▶ **Objective**: Every line below that includes "name" counts toward the total. Report that total alone.

▶ **Data for the task**:
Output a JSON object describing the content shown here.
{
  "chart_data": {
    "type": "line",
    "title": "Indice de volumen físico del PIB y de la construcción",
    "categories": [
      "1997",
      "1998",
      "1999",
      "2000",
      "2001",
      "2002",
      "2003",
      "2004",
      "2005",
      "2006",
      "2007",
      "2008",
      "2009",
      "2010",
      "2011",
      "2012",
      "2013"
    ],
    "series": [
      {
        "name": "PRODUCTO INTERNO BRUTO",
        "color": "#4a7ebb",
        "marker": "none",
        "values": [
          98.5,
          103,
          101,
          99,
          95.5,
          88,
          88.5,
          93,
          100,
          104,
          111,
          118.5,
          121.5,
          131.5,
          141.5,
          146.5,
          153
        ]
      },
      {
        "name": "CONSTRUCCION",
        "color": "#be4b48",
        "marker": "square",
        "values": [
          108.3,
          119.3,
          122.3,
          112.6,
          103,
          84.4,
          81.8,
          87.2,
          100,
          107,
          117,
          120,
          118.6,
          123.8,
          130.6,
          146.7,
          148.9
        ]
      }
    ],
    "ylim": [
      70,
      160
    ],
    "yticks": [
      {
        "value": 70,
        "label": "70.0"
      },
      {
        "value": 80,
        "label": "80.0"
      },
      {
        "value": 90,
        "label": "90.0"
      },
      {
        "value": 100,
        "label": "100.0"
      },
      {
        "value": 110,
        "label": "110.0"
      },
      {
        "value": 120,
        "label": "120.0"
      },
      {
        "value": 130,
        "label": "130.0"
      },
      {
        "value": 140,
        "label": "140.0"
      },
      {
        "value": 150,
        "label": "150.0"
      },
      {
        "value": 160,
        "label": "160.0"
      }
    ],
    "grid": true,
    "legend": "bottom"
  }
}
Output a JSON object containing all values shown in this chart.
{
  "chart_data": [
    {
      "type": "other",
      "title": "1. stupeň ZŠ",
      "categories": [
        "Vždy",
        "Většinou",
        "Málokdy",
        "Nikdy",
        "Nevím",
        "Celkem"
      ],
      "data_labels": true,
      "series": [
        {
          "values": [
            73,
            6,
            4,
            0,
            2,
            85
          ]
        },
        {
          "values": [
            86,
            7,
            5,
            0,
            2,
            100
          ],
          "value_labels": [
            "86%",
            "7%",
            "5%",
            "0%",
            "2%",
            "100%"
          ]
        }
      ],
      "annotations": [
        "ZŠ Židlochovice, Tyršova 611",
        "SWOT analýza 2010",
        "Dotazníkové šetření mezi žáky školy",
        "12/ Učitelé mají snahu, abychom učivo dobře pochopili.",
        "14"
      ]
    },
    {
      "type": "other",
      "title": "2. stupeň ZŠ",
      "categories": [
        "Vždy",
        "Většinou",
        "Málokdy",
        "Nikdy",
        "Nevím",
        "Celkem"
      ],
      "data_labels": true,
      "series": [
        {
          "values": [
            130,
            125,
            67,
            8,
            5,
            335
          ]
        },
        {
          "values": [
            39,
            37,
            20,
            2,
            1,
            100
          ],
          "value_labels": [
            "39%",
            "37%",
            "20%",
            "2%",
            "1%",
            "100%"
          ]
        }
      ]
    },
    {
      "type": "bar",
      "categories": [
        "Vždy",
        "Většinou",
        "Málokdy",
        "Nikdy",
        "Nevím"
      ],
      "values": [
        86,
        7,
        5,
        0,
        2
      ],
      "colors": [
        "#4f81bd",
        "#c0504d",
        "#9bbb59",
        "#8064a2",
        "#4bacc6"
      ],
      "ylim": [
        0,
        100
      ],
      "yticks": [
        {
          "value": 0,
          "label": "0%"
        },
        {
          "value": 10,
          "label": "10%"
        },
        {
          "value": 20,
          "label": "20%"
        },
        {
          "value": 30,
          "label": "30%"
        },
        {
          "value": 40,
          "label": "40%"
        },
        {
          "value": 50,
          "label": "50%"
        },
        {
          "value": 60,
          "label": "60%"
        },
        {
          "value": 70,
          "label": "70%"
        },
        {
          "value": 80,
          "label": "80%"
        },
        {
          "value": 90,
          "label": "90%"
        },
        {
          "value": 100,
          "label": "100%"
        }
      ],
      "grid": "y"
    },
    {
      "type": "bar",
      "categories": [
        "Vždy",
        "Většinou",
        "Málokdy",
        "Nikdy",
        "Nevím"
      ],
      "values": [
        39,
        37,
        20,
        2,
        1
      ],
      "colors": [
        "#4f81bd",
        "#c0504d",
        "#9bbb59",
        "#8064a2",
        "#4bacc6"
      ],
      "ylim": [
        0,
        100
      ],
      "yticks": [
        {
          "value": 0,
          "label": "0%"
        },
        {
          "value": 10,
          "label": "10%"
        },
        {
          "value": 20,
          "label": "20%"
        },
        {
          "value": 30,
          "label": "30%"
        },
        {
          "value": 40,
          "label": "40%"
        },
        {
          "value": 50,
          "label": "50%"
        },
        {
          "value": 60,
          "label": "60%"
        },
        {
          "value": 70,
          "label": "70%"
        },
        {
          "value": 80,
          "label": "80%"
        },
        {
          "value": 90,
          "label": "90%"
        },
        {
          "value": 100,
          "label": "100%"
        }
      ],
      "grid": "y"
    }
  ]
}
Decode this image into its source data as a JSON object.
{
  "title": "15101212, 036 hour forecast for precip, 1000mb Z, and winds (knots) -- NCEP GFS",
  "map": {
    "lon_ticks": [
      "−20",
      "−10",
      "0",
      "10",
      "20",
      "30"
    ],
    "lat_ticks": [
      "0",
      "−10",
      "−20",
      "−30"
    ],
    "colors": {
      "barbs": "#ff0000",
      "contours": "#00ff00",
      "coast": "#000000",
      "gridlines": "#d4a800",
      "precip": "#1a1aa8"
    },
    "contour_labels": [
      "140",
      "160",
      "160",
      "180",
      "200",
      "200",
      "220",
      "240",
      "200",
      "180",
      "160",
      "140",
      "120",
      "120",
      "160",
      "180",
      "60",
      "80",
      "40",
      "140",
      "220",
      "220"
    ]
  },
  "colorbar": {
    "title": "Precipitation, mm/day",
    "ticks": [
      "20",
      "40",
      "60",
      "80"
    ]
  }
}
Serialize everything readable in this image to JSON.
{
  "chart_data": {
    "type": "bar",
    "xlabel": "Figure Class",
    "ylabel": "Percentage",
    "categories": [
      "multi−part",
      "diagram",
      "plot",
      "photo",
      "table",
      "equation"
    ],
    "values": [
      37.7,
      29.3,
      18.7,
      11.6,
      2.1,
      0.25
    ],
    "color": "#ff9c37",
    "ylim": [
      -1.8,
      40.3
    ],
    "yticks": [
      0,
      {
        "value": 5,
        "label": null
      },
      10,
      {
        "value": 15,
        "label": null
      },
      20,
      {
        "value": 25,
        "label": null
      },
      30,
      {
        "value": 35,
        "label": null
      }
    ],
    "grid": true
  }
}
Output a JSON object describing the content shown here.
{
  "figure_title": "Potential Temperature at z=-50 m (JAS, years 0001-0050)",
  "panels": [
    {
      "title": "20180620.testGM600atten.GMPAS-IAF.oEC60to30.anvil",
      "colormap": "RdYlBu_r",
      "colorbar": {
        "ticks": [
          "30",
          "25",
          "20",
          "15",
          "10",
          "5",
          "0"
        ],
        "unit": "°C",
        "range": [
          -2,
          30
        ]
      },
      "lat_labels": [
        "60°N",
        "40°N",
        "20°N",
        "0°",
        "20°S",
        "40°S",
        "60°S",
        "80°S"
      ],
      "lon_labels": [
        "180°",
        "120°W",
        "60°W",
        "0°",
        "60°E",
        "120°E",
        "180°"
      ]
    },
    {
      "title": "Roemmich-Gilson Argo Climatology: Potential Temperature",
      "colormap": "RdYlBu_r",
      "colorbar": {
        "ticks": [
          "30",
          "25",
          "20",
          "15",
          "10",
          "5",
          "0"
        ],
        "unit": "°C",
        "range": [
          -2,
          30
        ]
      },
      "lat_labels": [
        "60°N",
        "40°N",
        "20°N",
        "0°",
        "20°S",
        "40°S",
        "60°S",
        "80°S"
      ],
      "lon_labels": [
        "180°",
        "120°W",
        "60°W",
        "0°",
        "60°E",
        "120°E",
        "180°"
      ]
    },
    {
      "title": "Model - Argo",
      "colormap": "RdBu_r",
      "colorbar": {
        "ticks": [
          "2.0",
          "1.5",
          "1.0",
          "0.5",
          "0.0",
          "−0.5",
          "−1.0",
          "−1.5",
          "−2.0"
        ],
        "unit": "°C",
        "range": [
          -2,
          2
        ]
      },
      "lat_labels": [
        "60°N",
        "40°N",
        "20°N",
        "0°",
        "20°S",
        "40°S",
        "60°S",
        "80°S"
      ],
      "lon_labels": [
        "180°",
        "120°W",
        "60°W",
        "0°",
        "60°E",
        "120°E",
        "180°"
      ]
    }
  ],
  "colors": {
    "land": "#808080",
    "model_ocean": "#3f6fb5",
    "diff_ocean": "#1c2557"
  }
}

▶ **Expected answer**: 2